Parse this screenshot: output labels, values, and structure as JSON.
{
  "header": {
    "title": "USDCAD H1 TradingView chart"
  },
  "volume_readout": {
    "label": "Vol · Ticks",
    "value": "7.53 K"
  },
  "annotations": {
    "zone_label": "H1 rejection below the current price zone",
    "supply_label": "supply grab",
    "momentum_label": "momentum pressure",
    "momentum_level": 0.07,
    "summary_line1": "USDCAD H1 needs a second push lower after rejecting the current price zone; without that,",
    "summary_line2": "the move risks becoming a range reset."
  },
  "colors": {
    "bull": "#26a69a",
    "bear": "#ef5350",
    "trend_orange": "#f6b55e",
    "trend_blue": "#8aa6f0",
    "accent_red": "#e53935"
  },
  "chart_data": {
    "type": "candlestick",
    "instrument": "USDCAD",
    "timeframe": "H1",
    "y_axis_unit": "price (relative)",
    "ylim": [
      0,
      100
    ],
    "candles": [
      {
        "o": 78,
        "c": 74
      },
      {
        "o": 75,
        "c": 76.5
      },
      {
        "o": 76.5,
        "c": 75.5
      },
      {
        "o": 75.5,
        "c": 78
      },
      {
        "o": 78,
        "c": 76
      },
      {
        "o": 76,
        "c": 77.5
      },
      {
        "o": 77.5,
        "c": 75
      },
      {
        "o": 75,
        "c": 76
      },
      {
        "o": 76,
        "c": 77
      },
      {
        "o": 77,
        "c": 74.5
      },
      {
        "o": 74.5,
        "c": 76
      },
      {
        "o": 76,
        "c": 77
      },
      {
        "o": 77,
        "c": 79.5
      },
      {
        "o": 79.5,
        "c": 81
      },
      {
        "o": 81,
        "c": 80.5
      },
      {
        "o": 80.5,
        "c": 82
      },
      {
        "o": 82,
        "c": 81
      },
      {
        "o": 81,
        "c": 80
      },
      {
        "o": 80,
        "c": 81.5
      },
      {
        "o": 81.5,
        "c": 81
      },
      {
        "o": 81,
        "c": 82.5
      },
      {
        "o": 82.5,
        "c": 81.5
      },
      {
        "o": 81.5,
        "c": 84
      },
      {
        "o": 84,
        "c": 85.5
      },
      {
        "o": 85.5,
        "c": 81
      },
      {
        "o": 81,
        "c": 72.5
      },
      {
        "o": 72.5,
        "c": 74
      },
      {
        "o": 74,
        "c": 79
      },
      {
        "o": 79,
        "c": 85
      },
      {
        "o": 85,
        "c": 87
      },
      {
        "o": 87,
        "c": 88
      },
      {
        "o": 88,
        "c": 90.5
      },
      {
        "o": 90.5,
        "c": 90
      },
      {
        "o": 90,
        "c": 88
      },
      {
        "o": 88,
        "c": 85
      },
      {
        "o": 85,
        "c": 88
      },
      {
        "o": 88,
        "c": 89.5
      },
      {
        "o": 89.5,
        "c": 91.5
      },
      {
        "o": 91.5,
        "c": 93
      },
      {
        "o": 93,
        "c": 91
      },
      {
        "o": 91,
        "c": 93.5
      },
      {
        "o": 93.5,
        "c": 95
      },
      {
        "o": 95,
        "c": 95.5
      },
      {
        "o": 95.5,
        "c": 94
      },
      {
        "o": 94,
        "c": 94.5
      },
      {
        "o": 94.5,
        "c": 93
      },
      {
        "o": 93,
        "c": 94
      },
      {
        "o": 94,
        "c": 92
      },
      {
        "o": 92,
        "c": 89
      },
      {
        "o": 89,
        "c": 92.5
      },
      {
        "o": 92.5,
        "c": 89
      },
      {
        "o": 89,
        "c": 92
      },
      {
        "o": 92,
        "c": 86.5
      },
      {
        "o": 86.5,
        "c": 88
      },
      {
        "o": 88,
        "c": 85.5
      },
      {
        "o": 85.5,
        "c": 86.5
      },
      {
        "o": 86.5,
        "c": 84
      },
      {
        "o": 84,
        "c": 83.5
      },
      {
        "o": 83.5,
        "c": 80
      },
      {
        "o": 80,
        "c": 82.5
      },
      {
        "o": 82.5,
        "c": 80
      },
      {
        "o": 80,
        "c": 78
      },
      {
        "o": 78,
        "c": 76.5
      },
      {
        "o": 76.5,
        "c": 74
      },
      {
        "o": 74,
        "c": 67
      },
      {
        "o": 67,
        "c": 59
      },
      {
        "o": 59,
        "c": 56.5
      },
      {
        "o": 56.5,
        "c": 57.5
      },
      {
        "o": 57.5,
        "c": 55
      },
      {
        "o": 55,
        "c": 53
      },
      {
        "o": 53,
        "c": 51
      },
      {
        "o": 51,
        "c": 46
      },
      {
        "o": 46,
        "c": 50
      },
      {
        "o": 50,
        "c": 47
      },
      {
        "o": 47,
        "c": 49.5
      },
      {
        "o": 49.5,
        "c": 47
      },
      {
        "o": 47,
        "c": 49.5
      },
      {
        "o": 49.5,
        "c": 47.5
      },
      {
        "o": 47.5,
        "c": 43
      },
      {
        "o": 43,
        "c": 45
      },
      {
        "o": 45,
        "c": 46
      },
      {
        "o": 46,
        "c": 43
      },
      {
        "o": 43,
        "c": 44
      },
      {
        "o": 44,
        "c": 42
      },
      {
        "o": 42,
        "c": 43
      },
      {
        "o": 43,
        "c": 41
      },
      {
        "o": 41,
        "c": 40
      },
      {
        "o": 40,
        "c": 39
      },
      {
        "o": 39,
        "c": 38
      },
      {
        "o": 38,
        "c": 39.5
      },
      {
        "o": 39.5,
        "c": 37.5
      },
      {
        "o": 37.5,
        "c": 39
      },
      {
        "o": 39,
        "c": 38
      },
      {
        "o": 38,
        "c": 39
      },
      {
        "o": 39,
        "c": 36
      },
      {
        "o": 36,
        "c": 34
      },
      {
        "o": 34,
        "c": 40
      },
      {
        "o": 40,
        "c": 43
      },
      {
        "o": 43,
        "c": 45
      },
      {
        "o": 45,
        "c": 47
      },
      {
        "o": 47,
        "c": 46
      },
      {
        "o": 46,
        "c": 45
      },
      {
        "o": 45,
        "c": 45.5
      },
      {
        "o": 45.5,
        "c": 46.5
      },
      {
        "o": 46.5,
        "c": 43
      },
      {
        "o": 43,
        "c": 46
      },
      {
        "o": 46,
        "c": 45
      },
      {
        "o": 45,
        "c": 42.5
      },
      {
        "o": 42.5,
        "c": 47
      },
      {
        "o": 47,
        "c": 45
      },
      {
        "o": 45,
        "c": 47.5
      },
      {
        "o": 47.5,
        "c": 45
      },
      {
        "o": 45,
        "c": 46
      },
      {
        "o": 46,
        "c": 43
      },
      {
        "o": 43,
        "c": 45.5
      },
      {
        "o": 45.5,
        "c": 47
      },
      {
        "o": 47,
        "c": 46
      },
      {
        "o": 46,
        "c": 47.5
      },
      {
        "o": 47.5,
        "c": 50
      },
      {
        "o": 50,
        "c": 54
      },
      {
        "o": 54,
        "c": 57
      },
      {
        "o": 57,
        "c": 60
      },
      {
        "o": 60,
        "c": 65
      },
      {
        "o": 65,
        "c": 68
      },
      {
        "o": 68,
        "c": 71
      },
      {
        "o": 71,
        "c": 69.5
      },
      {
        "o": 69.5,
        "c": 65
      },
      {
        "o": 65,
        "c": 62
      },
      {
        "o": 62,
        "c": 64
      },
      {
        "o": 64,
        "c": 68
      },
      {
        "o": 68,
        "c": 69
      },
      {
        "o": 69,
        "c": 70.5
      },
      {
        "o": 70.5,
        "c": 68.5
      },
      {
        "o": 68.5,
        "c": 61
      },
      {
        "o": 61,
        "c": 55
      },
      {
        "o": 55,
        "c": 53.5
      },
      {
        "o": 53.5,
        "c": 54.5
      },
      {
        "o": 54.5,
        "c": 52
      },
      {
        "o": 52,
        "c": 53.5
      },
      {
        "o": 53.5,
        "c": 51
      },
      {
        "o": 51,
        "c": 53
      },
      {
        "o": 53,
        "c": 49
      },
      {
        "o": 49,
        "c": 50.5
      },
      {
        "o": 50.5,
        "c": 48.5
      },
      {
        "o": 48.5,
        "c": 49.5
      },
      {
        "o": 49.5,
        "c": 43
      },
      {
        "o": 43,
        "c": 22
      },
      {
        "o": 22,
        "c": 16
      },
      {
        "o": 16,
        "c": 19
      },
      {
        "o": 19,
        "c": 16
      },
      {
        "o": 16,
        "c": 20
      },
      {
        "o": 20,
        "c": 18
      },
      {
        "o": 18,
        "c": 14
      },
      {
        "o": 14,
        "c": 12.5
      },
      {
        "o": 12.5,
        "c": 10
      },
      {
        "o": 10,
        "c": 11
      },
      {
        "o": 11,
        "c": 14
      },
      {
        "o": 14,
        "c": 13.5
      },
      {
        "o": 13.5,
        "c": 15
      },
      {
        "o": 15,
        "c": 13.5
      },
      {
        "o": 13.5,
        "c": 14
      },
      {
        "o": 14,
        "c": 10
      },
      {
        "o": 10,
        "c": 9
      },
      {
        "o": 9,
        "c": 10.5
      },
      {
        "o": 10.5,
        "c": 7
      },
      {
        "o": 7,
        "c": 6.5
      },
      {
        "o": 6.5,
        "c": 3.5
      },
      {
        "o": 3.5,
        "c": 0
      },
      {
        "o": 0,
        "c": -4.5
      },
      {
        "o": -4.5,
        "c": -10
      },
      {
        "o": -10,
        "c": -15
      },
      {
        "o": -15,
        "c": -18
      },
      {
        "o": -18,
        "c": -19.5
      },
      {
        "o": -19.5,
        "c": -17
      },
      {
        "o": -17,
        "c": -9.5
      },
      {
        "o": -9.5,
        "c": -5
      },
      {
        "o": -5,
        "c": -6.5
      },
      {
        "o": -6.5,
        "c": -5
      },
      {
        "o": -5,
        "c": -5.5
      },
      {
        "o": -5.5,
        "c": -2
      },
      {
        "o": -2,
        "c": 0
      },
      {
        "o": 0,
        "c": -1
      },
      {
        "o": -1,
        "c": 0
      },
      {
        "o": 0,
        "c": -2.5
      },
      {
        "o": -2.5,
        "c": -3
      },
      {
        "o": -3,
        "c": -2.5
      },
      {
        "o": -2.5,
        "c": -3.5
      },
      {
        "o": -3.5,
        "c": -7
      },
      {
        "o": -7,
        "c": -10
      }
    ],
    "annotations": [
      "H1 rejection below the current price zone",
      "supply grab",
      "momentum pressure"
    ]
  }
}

--- --- ---

**The request**. Identify which lines contain the word "rejection" and copy each one.

**Output of the exercise**.
    "zone_label": "H1 rejection below the current price zone",
      "H1 rejection below the current price zone",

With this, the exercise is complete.